▸ **Task prompt**
Pull out every line with the word "this" from the entries below.

****

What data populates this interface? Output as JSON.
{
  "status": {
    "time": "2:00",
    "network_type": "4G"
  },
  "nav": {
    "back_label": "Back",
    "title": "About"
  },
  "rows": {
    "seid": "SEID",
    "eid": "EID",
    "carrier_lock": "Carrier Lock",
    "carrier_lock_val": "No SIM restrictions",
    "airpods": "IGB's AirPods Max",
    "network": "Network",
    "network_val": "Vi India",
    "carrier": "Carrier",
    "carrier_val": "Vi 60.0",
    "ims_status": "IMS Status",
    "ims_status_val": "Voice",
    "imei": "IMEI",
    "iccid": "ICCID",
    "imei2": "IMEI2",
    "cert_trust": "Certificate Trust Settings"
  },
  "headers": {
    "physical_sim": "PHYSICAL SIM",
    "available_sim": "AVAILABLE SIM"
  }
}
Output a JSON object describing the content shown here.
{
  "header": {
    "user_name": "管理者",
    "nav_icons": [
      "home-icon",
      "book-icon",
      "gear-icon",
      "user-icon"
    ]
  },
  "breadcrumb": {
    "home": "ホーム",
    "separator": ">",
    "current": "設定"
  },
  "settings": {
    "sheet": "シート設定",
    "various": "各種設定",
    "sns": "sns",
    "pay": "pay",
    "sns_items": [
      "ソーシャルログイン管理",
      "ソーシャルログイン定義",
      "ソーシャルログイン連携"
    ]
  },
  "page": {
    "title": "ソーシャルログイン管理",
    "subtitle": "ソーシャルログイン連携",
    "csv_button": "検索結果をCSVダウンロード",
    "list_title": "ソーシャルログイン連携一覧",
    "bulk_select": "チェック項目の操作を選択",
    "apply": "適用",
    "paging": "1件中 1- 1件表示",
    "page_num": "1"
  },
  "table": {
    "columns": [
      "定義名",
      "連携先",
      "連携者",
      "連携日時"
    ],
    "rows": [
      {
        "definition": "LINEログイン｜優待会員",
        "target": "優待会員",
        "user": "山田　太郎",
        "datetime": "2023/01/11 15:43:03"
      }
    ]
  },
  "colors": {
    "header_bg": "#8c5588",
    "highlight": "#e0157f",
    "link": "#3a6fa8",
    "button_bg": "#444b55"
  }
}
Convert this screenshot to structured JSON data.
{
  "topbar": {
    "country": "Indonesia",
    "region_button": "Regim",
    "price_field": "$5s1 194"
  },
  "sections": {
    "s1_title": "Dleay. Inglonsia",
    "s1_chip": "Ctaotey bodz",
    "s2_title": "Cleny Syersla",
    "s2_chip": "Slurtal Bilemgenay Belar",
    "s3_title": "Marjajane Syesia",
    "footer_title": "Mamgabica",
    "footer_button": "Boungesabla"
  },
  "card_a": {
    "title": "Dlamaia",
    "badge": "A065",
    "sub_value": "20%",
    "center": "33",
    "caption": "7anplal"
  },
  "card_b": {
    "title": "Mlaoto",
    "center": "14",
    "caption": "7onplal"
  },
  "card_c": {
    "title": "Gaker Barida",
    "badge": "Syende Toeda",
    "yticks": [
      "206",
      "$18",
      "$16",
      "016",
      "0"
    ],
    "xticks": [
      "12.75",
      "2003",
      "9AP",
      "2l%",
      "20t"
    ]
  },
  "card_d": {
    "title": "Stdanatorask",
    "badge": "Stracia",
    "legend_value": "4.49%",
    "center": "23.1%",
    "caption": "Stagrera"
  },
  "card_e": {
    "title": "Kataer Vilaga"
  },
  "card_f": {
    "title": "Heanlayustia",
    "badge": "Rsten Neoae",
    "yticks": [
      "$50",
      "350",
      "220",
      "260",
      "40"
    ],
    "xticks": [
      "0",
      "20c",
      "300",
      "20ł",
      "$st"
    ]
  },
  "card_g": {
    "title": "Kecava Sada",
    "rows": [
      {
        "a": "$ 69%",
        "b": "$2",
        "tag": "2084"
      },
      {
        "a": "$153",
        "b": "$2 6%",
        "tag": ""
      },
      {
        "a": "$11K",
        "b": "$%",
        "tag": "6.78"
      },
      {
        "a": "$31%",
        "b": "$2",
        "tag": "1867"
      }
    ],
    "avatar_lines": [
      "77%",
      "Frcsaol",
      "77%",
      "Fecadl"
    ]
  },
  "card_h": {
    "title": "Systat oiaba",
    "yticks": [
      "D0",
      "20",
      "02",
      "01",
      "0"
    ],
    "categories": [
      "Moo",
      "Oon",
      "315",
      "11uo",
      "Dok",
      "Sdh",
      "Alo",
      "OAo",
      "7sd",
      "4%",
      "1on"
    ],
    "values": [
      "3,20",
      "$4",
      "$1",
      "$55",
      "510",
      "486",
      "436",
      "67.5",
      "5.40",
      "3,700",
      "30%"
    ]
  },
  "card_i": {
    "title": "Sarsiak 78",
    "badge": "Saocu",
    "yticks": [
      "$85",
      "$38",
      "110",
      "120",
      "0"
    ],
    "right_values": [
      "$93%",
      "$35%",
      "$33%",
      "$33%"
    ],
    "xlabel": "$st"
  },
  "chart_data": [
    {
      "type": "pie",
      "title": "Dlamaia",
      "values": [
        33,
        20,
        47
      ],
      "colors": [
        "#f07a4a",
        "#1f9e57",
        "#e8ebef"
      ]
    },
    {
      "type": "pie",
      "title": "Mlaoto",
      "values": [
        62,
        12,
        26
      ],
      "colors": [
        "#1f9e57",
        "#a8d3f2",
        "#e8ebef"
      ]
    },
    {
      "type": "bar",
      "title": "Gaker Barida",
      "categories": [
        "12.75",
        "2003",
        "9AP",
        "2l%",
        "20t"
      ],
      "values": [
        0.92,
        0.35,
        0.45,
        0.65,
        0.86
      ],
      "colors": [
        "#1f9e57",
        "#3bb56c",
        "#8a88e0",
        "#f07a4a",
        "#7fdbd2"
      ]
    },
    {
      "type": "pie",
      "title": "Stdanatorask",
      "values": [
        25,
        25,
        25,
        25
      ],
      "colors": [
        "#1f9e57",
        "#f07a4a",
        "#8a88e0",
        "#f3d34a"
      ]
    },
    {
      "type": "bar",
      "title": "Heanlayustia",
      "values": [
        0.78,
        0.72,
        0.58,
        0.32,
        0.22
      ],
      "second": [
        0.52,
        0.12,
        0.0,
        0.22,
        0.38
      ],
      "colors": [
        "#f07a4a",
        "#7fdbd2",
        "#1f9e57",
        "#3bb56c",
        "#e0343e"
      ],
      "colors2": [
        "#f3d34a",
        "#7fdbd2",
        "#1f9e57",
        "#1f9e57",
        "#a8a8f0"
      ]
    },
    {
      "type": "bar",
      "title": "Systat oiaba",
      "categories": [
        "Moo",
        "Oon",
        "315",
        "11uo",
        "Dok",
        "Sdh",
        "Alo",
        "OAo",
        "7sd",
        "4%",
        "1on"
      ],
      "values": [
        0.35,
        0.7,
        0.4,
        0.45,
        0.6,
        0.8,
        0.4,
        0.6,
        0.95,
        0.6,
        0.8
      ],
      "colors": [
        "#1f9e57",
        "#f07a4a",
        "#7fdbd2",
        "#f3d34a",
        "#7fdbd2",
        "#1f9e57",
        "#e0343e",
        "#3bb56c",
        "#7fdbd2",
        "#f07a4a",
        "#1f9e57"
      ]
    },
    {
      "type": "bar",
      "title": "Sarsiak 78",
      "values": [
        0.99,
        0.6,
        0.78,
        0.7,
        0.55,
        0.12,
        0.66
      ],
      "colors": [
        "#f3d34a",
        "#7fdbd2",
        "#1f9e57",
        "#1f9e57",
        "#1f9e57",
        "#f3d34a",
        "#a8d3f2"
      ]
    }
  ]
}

****

▸ **Right answer**
What data populates this interface? Output as JSON.
Convert this screenshot to structured JSON data.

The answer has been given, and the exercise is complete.